> **Provided data**:
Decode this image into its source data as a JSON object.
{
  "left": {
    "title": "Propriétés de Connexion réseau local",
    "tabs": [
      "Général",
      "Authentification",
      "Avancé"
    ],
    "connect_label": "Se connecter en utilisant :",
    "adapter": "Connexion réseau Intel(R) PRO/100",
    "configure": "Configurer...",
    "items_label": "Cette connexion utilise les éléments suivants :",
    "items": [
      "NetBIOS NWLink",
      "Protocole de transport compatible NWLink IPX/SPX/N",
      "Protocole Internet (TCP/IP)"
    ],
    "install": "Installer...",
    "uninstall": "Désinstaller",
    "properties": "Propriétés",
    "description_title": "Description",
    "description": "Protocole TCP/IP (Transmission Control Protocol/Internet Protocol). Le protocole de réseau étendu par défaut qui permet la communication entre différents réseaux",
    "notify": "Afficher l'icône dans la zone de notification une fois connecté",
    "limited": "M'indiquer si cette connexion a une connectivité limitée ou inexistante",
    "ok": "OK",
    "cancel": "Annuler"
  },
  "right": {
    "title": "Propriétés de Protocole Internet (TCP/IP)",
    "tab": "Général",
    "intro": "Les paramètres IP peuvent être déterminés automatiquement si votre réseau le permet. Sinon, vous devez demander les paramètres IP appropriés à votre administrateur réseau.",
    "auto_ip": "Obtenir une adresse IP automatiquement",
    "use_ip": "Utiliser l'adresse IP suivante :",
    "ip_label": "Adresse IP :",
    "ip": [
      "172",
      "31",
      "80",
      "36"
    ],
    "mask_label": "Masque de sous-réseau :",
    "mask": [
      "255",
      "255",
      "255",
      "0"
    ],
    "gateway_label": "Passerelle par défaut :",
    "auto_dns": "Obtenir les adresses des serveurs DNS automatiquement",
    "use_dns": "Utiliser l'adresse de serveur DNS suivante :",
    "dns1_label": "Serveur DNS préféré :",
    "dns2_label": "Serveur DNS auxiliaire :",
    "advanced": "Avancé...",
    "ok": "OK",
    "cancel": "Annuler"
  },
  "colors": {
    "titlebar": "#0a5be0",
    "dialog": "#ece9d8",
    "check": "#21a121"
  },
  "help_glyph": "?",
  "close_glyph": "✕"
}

> **Task objective**:
Reproduce all of the data exactly as given.

> **Written answer**:
Decode this image into its source data as a JSON object.
{
  "left": {
    "title": "Propriétés de Connexion réseau local",
    "tabs": [
      "Général",
      "Authentification",
      "Avancé"
    ],
    "connect_label": "Se connecter en utilisant :",
    "adapter": "Connexion réseau Intel(R) PRO/100",
    "configure": "Configurer...",
    "items_label": "Cette connexion utilise les éléments suivants :",
    "items": [
      "NetBIOS NWLink",
      "Protocole de transport compatible NWLink IPX/SPX/N",
      "Protocole Internet (TCP/IP)"
    ],
    "install": "Installer...",
    "uninstall": "Désinstaller",
    "properties": "Propriétés",
    "description_title": "Description",
    "description": "Protocole TCP/IP (Transmission Control Protocol/Internet Protocol). Le protocole de réseau étendu par défaut qui permet la communication entre différents réseaux",
    "notify": "Afficher l'icône dans la zone de notification une fois connecté",
    "limited": "M'indiquer si cette connexion a une connectivité limitée ou inexistante",
    "ok": "OK",
    "cancel": "Annuler"
  },
  "right": {
    "title": "Propriétés de Protocole Internet (TCP/IP)",
    "tab": "Général",
    "intro": "Les paramètres IP peuvent être déterminés automatiquement si votre réseau le permet. Sinon, vous devez demander les paramètres IP appropriés à votre administrateur réseau.",
    "auto_ip": "Obtenir une adresse IP automatiquement",
    "use_ip": "Utiliser l'adresse IP suivante :",
    "ip_label": "Adresse IP :",
    "ip": [
      "172",
      "31",
      "80",
      "36"
    ],
    "mask_label": "Masque de sous-réseau :",
    "mask": [
      "255",
      "255",
      "255",
      "0"
    ],
    "gateway_label": "Passerelle par défaut :",
    "auto_dns": "Obtenir les adresses des serveurs DNS automatiquement",
    "use_dns": "Utiliser l'adresse de serveur DNS suivante :",
    "dns1_label": "Serveur DNS préféré :",
    "dns2_label": "Serveur DNS auxiliaire :",
    "advanced": "Avancé...",
    "ok": "OK",
    "cancel": "Annuler"
  },
  "colors": {
    "titlebar": "#0a5be0",
    "dialog": "#ece9d8",
    "check": "#21a121"
  },
  "help_glyph": "?",
  "close_glyph": "✕"
}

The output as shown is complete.